§ **YOUR TASK**: Look through the material below for "livres". Copy every line that contains it.

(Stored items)
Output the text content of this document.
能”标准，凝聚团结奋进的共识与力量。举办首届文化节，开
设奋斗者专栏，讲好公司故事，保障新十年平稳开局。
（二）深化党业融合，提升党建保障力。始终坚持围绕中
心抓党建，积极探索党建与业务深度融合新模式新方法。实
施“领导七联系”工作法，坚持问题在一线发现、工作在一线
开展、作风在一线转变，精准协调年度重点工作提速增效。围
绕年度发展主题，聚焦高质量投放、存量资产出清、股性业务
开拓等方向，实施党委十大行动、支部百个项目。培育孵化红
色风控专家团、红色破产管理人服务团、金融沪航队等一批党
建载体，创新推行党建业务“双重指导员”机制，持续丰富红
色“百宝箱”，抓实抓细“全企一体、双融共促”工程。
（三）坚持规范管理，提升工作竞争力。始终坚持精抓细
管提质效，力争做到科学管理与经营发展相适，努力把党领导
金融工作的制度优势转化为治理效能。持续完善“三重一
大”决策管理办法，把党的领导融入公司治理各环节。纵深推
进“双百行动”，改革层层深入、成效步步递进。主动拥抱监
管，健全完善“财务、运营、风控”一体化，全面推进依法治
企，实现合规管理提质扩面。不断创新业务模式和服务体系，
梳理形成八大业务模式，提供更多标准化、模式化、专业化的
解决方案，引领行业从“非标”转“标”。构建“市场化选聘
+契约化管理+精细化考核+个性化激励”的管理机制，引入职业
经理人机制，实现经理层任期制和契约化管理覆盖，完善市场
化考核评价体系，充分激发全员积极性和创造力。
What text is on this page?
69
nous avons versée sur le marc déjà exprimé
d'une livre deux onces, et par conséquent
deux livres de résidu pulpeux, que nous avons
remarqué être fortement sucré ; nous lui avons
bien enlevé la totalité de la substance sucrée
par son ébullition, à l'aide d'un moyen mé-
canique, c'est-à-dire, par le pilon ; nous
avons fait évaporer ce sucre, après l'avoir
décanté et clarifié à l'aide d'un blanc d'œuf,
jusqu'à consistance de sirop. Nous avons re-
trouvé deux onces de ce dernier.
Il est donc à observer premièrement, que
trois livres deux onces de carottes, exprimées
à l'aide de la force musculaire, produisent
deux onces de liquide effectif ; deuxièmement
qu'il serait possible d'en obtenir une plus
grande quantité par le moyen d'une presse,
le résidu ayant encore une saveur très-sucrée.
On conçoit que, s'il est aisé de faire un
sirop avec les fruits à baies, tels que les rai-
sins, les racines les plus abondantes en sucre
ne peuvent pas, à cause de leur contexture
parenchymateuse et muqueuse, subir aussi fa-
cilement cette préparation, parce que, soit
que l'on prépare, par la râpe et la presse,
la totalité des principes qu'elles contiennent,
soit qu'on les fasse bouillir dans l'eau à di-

§ **OUTPUT FOR THIS TASK**:
deux livres de résidu pulpeux, que nous avons
trois livres deux onces de carottes, exprimées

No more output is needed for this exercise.